▶ RECORD LIST:
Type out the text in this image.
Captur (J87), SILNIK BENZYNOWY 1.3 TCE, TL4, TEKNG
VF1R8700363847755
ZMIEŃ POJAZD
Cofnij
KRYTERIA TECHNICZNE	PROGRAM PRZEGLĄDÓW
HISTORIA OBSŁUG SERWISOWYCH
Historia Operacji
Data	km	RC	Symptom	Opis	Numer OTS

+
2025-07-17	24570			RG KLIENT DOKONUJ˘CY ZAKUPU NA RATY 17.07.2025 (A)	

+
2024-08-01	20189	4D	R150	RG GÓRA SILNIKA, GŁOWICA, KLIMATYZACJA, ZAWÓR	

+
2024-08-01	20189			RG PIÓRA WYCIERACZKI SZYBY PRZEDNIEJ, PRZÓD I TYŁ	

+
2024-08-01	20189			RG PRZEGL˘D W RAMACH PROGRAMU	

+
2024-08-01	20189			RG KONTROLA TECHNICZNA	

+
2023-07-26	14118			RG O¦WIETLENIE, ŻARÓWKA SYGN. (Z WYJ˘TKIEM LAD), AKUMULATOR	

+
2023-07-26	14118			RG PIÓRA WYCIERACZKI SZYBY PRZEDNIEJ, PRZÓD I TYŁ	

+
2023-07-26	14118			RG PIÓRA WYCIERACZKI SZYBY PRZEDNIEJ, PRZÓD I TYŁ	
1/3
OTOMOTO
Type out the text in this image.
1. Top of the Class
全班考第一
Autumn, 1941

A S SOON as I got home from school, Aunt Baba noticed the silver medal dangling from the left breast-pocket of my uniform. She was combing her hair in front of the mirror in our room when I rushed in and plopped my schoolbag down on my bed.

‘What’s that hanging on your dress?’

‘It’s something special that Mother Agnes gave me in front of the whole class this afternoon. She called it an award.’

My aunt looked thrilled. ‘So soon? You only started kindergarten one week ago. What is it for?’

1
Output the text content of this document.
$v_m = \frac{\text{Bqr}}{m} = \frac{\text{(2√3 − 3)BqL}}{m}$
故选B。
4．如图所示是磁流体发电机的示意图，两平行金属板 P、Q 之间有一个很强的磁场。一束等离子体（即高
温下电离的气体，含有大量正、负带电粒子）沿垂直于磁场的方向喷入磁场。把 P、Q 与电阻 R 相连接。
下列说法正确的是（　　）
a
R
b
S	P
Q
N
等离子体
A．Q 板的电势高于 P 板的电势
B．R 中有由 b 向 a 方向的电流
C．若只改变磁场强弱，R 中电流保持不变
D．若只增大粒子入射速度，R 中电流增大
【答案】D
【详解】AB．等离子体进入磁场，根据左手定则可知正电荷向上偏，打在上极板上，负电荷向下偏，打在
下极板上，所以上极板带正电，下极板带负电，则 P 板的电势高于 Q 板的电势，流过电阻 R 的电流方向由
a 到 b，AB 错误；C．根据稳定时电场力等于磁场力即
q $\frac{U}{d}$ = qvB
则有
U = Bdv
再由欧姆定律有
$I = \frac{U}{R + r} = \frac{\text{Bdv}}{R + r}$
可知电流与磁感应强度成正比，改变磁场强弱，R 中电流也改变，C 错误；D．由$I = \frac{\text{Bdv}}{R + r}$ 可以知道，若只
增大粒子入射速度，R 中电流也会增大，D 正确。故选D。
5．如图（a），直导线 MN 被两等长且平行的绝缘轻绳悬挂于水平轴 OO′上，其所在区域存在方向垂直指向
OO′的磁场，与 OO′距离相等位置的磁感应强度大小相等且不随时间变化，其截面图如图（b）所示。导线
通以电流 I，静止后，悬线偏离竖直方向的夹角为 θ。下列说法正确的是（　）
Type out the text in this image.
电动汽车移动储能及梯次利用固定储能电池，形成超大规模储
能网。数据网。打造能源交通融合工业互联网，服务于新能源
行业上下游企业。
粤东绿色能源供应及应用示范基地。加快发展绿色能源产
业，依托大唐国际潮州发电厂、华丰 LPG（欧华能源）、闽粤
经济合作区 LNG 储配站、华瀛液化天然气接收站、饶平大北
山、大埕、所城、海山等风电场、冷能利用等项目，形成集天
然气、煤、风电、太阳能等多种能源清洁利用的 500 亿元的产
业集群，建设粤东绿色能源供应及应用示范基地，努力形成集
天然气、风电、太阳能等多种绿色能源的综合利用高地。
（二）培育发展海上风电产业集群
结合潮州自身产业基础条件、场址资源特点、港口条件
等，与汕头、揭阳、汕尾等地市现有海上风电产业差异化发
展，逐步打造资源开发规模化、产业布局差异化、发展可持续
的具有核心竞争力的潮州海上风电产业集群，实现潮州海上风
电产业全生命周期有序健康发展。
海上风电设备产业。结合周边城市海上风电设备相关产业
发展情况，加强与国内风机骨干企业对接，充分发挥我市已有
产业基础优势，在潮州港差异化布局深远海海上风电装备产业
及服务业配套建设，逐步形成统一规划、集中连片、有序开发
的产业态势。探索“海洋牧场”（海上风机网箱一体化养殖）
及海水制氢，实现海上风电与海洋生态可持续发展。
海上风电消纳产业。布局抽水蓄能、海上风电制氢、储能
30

▶ WHAT IS EXPECTED: Give back the whole listing, word for word.

▶ TASK RESULT:
Type out the text in this image.
Captur (J87), SILNIK BENZYNOWY 1.3 TCE, TL4, TEKNG
VF1R8700363847755
ZMIEŃ POJAZD
Cofnij
KRYTERIA TECHNICZNE	PROGRAM PRZEGLĄDÓW
HISTORIA OBSŁUG SERWISOWYCH
Historia Operacji
Data	km	RC	Symptom	Opis	Numer OTS

+
2025-07-17	24570			RG KLIENT DOKONUJ˘CY ZAKUPU NA RATY 17.07.2025 (A)	

+
2024-08-01	20189	4D	R150	RG GÓRA SILNIKA, GŁOWICA, KLIMATYZACJA, ZAWÓR	

+
2024-08-01	20189			RG PIÓRA WYCIERACZKI SZYBY PRZEDNIEJ, PRZÓD I TYŁ	

+
2024-08-01	20189			RG PRZEGL˘D W RAMACH PROGRAMU	

+
2024-08-01	20189			RG KONTROLA TECHNICZNA	

+
2023-07-26	14118			RG O¦WIETLENIE, ŻARÓWKA SYGN. (Z WYJ˘TKIEM LAD), AKUMULATOR	

+
2023-07-26	14118			RG PIÓRA WYCIERACZKI SZYBY PRZEDNIEJ, PRZÓD I TYŁ	

+
2023-07-26	14118			RG PIÓRA WYCIERACZKI SZYBY PRZEDNIEJ, PRZÓD I TYŁ	
1/3
OTOMOTO
Type out the text in this image.
1. Top of the Class
全班考第一
Autumn, 1941

A S SOON as I got home from school, Aunt Baba noticed the silver medal dangling from the left breast-pocket of my uniform. She was combing her hair in front of the mirror in our room when I rushed in and plopped my schoolbag down on my bed.

‘What’s that hanging on your dress?’

‘It’s something special that Mother Agnes gave me in front of the whole class this afternoon. She called it an award.’

My aunt looked thrilled. ‘So soon? You only started kindergarten one week ago. What is it for?’

1
Output the text content of this document.
$v_m = \frac{\text{Bqr}}{m} = \frac{\text{(2√3 − 3)BqL}}{m}$
故选B。
4．如图所示是磁流体发电机的示意图，两平行金属板 P、Q 之间有一个很强的磁场。一束等离子体（即高
温下电离的气体，含有大量正、负带电粒子）沿垂直于磁场的方向喷入磁场。把 P、Q 与电阻 R 相连接。
下列说法正确的是（　　）
a
R
b
S	P
Q
N
等离子体
A．Q 板的电势高于 P 板的电势
B．R 中有由 b 向 a 方向的电流
C．若只改变磁场强弱，R 中电流保持不变
D．若只增大粒子入射速度，R 中电流增大
【答案】D
【详解】AB．等离子体进入磁场，根据左手定则可知正电荷向上偏，打在上极板上，负电荷向下偏，打在
下极板上，所以上极板带正电，下极板带负电，则 P 板的电势高于 Q 板的电势，流过电阻 R 的电流方向由
a 到 b，AB 错误；C．根据稳定时电场力等于磁场力即
q $\frac{U}{d}$ = qvB
则有
U = Bdv
再由欧姆定律有
$I = \frac{U}{R + r} = \frac{\text{Bdv}}{R + r}$
可知电流与磁感应强度成正比，改变磁场强弱，R 中电流也改变，C 错误；D．由$I = \frac{\text{Bdv}}{R + r}$ 可以知道，若只
增大粒子入射速度，R 中电流也会增大，D 正确。故选D。
5．如图（a），直导线 MN 被两等长且平行的绝缘轻绳悬挂于水平轴 OO′上，其所在区域存在方向垂直指向
OO′的磁场，与 OO′距离相等位置的磁感应强度大小相等且不随时间变化，其截面图如图（b）所示。导线
通以电流 I，静止后，悬线偏离竖直方向的夹角为 θ。下列说法正确的是（　）
Type out the text in this image.
电动汽车移动储能及梯次利用固定储能电池，形成超大规模储
能网。数据网。打造能源交通融合工业互联网，服务于新能源
行业上下游企业。
粤东绿色能源供应及应用示范基地。加快发展绿色能源产
业，依托大唐国际潮州发电厂、华丰 LPG（欧华能源）、闽粤
经济合作区 LNG 储配站、华瀛液化天然气接收站、饶平大北
山、大埕、所城、海山等风电场、冷能利用等项目，形成集天
然气、煤、风电、太阳能等多种能源清洁利用的 500 亿元的产
业集群，建设粤东绿色能源供应及应用示范基地，努力形成集
天然气、风电、太阳能等多种绿色能源的综合利用高地。
（二）培育发展海上风电产业集群
结合潮州自身产业基础条件、场址资源特点、港口条件
等，与汕头、揭阳、汕尾等地市现有海上风电产业差异化发
展，逐步打造资源开发规模化、产业布局差异化、发展可持续
的具有核心竞争力的潮州海上风电产业集群，实现潮州海上风
电产业全生命周期有序健康发展。
海上风电设备产业。结合周边城市海上风电设备相关产业
发展情况，加强与国内风机骨干企业对接，充分发挥我市已有
产业基础优势，在潮州港差异化布局深远海海上风电装备产业
及服务业配套建设，逐步形成统一规划、集中连片、有序开发
的产业态势。探索“海洋牧场”（海上风机网箱一体化养殖）
及海水制氢，实现海上风电与海洋生态可持续发展。
海上风电消纳产业。布局抽水蓄能、海上风电制氢、储能
30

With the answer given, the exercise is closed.